INSTRUCTIONS TO FOLLOW: In the records that follow, locate every line with "password" and extract it.

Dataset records

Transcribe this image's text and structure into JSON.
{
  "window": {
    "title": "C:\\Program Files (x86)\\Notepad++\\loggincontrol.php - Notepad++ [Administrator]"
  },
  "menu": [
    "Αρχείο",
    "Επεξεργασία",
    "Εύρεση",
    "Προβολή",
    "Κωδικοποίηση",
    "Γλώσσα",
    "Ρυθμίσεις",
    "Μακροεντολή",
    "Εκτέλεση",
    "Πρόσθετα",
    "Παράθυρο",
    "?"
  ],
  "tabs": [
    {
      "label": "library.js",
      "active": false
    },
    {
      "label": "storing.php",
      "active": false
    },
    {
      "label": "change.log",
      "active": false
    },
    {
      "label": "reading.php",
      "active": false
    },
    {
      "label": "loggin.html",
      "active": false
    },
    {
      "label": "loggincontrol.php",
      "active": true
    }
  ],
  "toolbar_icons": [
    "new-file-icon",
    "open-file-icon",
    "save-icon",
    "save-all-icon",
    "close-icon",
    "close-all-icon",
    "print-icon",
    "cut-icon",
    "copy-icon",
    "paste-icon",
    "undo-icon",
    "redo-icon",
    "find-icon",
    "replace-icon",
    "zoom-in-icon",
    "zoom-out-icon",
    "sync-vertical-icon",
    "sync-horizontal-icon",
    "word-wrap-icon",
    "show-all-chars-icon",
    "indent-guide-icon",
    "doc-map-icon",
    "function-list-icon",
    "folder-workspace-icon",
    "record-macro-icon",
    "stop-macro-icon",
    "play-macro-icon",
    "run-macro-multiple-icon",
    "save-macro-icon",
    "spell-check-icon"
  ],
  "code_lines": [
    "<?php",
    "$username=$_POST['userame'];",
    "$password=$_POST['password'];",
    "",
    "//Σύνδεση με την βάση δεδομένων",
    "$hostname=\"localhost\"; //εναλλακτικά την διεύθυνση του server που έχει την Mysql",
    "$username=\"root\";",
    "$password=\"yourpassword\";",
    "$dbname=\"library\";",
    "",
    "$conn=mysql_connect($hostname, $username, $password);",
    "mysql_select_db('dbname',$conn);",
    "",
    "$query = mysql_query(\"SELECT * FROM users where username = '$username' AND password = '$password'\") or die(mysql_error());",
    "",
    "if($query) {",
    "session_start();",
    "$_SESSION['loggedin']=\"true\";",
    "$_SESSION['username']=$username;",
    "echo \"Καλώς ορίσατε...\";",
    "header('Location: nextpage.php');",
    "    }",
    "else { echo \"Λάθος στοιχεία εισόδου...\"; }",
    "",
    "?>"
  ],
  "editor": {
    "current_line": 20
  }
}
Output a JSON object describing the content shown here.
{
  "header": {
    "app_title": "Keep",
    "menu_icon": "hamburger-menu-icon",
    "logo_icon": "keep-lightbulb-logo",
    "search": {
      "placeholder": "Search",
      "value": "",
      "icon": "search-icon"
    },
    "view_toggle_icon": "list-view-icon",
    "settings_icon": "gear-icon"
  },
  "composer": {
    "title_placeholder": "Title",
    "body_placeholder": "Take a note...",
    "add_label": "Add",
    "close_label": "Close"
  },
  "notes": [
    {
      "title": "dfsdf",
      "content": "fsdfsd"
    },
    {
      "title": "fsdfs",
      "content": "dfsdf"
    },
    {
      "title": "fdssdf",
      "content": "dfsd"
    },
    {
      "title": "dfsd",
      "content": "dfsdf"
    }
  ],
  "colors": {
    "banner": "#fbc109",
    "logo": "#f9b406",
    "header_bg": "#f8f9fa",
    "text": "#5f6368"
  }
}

TASK SOLUTION:
    "$password=$_POST['password'];",
    "$password=\"yourpassword\";",
    "$conn=mysql_connect($hostname, $username, $password);",
    "$query = mysql_query(\"SELECT * FROM users where username = '$username' AND password = '$password'\") or die(mysql_error());",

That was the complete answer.